## Data records
◆ ◆ ◆ ◆
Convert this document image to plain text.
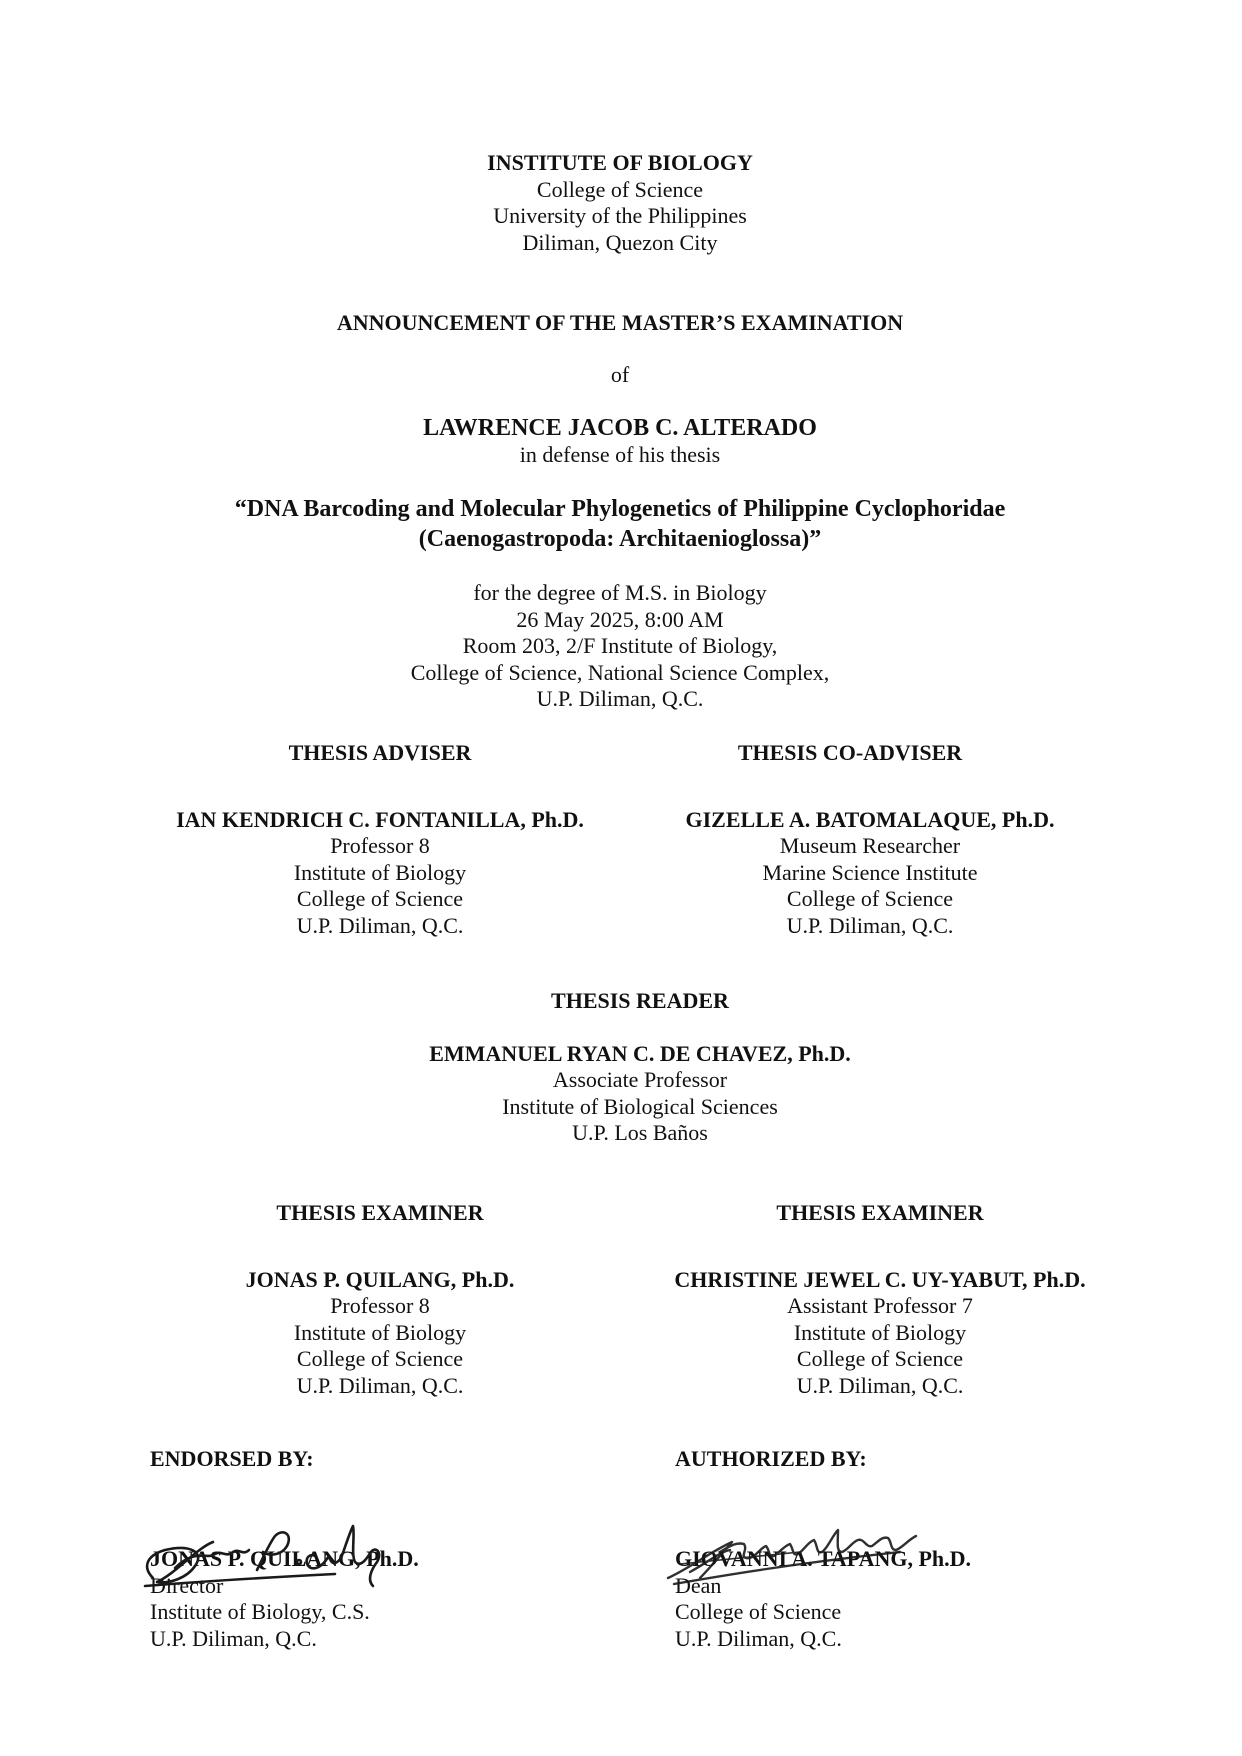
INSTITUTE OF BIOLOGY
College of Science
University of the Philippines
Diliman, Quezon City
ANNOUNCEMENT OF THE MASTER’S EXAMINATION
of
LAWRENCE JACOB C. ALTERADO
in defense of his thesis
“DNA Barcoding and Molecular Phylogenetics of Philippine Cyclophoridae
(Caenogastropoda: Architaenioglossa)”
for the degree of M.S. in Biology
26 May 2025, 8:00 AM
Room 203, 2/F Institute of Biology,
College of Science, National Science Complex,
U.P. Diliman, Q.C.
THESIS ADVISER
IAN KENDRICH C. FONTANILLA, Ph.D.
Professor 8
Institute of Biology
College of Science
U.P. Diliman, Q.C.
THESIS CO-ADVISER
GIZELLE A. BATOMALAQUE, Ph.D.
Museum Researcher
Marine Science Institute
College of Science
U.P. Diliman, Q.C.
THESIS READER
EMMANUEL RYAN C. DE CHAVEZ, Ph.D.
Associate Professor
Institute of Biological Sciences
U.P. Los Baños
THESIS EXAMINER
JONAS P. QUILANG, Ph.D.
Professor 8
Institute of Biology
College of Science
U.P. Diliman, Q.C.
THESIS EXAMINER
CHRISTINE JEWEL C. UY-YABUT, Ph.D.
Assistant Professor 7
Institute of Biology
College of Science
U.P. Diliman, Q.C.
ENDORSED BY:
JONAS P. QUILANG, Ph.D.
Director
Institute of Biology, C.S.
U.P. Diliman, Q.C.
AUTHORIZED BY:
GIOVANNI A. TAPANG, Ph.D.
Dean
College of Science
U.P. Diliman, Q.C.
◆ ◆ ◆ ◆
## CHALLENGE
All of the lines above should be printed exactly, minus the pictures.

## WRITTEN REPLY
Convert this document image to plain text.
INSTITUTE OF BIOLOGY
College of Science
University of the Philippines
Diliman, Quezon City
ANNOUNCEMENT OF THE MASTER’S EXAMINATION
of
LAWRENCE JACOB C. ALTERADO
in defense of his thesis
“DNA Barcoding and Molecular Phylogenetics of Philippine Cyclophoridae
(Caenogastropoda: Architaenioglossa)”
for the degree of M.S. in Biology
26 May 2025, 8:00 AM
Room 203, 2/F Institute of Biology,
College of Science, National Science Complex,
U.P. Diliman, Q.C.
THESIS ADVISER
IAN KENDRICH C. FONTANILLA, Ph.D.
Professor 8
Institute of Biology
College of Science
U.P. Diliman, Q.C.
THESIS CO-ADVISER
GIZELLE A. BATOMALAQUE, Ph.D.
Museum Researcher
Marine Science Institute
College of Science
U.P. Diliman, Q.C.
THESIS READER
EMMANUEL RYAN C. DE CHAVEZ, Ph.D.
Associate Professor
Institute of Biological Sciences
U.P. Los Baños
THESIS EXAMINER
JONAS P. QUILANG, Ph.D.
Professor 8
Institute of Biology
College of Science
U.P. Diliman, Q.C.
THESIS EXAMINER
CHRISTINE JEWEL C. UY-YABUT, Ph.D.
Assistant Professor 7
Institute of Biology
College of Science
U.P. Diliman, Q.C.
ENDORSED BY:
JONAS P. QUILANG, Ph.D.
Director
Institute of Biology, C.S.
U.P. Diliman, Q.C.
AUTHORIZED BY:
GIOVANNI A. TAPANG, Ph.D.
Dean
College of Science
U.P. Diliman, Q.C.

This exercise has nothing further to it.